Exercise: Rewrite all of the data below as a numbered list with one line per entry, leaving out any blank lines.

Record excerpts:
• • • • • • •

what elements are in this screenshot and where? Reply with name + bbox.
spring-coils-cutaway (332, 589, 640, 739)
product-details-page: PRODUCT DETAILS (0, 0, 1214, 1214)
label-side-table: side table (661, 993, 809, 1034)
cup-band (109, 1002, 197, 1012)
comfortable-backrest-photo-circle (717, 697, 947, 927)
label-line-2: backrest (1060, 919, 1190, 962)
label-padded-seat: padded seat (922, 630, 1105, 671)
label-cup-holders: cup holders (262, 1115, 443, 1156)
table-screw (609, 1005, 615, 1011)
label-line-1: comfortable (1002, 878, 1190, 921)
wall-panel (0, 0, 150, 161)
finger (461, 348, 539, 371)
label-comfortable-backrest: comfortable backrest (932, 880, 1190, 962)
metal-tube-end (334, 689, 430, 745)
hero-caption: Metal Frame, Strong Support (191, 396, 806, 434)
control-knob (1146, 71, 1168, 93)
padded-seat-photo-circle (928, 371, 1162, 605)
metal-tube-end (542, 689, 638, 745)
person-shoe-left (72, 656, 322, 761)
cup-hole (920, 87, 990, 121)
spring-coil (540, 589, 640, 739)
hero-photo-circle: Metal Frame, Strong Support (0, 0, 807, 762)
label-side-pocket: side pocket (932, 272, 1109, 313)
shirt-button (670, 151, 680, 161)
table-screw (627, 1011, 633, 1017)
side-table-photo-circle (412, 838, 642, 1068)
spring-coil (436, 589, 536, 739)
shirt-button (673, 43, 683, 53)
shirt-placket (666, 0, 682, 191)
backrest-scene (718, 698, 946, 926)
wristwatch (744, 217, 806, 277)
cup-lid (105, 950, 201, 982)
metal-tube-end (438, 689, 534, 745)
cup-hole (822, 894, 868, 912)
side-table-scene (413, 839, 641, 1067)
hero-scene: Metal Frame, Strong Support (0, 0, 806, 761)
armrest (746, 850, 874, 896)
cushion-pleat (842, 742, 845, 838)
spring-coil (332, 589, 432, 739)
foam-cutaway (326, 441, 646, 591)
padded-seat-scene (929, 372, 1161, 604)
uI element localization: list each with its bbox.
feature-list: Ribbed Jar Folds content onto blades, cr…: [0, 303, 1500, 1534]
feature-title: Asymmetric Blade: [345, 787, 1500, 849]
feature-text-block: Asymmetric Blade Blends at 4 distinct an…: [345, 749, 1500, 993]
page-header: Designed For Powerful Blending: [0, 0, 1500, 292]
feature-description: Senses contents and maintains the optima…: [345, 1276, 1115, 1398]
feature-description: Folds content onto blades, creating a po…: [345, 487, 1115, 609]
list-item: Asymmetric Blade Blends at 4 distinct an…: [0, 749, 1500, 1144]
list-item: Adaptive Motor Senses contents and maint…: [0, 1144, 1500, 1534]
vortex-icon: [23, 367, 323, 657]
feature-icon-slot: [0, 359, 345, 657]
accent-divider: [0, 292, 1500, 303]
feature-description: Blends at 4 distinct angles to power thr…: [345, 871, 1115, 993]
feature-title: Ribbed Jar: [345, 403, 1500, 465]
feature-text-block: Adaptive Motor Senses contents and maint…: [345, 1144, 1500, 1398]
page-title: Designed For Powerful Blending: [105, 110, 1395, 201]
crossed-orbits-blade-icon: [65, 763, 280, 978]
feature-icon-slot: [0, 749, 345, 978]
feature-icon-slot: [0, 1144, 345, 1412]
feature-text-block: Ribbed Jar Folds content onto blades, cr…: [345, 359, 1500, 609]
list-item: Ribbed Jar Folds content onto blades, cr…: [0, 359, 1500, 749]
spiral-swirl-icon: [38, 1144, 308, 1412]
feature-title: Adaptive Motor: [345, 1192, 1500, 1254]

• • • • • • •

Reply:
1. what elements are in this screenshot and where? Reply with name + bbox.
2. spring-coils-cutaway (332, 589, 640, 739)
3. product-details-page: PRODUCT DETAILS (0, 0, 1214, 1214)
4. label-side-table: side table (661, 993, 809, 1034)
5. cup-band (109, 1002, 197, 1012)
6. comfortable-backrest-photo-circle (717, 697, 947, 927)
7. label-line-2: backrest (1060, 919, 1190, 962)
8. label-padded-seat: padded seat (922, 630, 1105, 671)
9. label-cup-holders: cup holders (262, 1115, 443, 1156)
10. table-screw (609, 1005, 615, 1011)
11. label-line-1: comfortable (1002, 878, 1190, 921)
12. wall-panel (0, 0, 150, 161)
13. finger (461, 348, 539, 371)
14. label-comfortable-backrest: comfortable backrest (932, 880, 1190, 962)
15. metal-tube-end (334, 689, 430, 745)
16. hero-caption: Metal Frame, Strong Support (191, 396, 806, 434)
17. control-knob (1146, 71, 1168, 93)
18. padded-seat-photo-circle (928, 371, 1162, 605)
19. metal-tube-end (542, 689, 638, 745)
20. person-shoe-left (72, 656, 322, 761)
21. cup-hole (920, 87, 990, 121)
22. spring-coil (540, 589, 640, 739)
23. hero-photo-circle: Metal Frame, Strong Support (0, 0, 807, 762)
24. label-side-pocket: side pocket (932, 272, 1109, 313)
25. shirt-button (670, 151, 680, 161)
26. table-screw (627, 1011, 633, 1017)
27. side-table-photo-circle (412, 838, 642, 1068)
28. spring-coil (436, 589, 536, 739)
29. shirt-button (673, 43, 683, 53)
30. shirt-placket (666, 0, 682, 191)
31. backrest-scene (718, 698, 946, 926)
32. wristwatch (744, 217, 806, 277)
33. cup-lid (105, 950, 201, 982)
34. metal-tube-end (438, 689, 534, 745)
35. cup-hole (822, 894, 868, 912)
36. side-table-scene (413, 839, 641, 1067)
37. hero-scene: Metal Frame, Strong Support (0, 0, 806, 761)
38. armrest (746, 850, 874, 896)
39. cushion-pleat (842, 742, 845, 838)
40. spring-coil (332, 589, 432, 739)
41. foam-cutaway (326, 441, 646, 591)
42. padded-seat-scene (929, 372, 1161, 604)
43. uI element localization: list each with its bbox.
44. feature-list: Ribbed Jar Folds content onto blades, cr…: [0, 303, 1500, 1534]
45. feature-title: Asymmetric Blade: [345, 787, 1500, 849]
46. feature-text-block: Asymmetric Blade Blends at 4 distinct an…: [345, 749, 1500, 993]
47. page-header: Designed For Powerful Blending: [0, 0, 1500, 292]
48. feature-description: Senses contents and maintains the optima…: [345, 1276, 1115, 1398]
49. feature-description: Folds content onto blades, creating a po…: [345, 487, 1115, 609]
50. list-item: Asymmetric Blade Blends at 4 distinct an…: [0, 749, 1500, 1144]
51. list-item: Adaptive Motor Senses contents and maint…: [0, 1144, 1500, 1534]
52. vortex-icon: [23, 367, 323, 657]
53. feature-icon-slot: [0, 359, 345, 657]
54. accent-divider: [0, 292, 1500, 303]
55. feature-description: Blends at 4 distinct angles to power thr…: [345, 871, 1115, 993]
56. feature-title: Ribbed Jar: [345, 403, 1500, 465]
57. feature-text-block: Adaptive Motor Senses contents and maint…: [345, 1144, 1500, 1398]
58. page-title: Designed For Powerful Blending: [105, 110, 1395, 201]
59. crossed-orbits-blade-icon: [65, 763, 280, 978]
60. feature-icon-slot: [0, 749, 345, 978]
61. feature-icon-slot: [0, 1144, 345, 1412]
62. feature-text-block: Ribbed Jar Folds content onto blades, cr…: [345, 359, 1500, 609]
63. list-item: Ribbed Jar Folds content onto blades, cr…: [0, 359, 1500, 749]
64. spiral-swirl-icon: [38, 1144, 308, 1412]
65. feature-title: Adaptive Motor: [345, 1192, 1500, 1254]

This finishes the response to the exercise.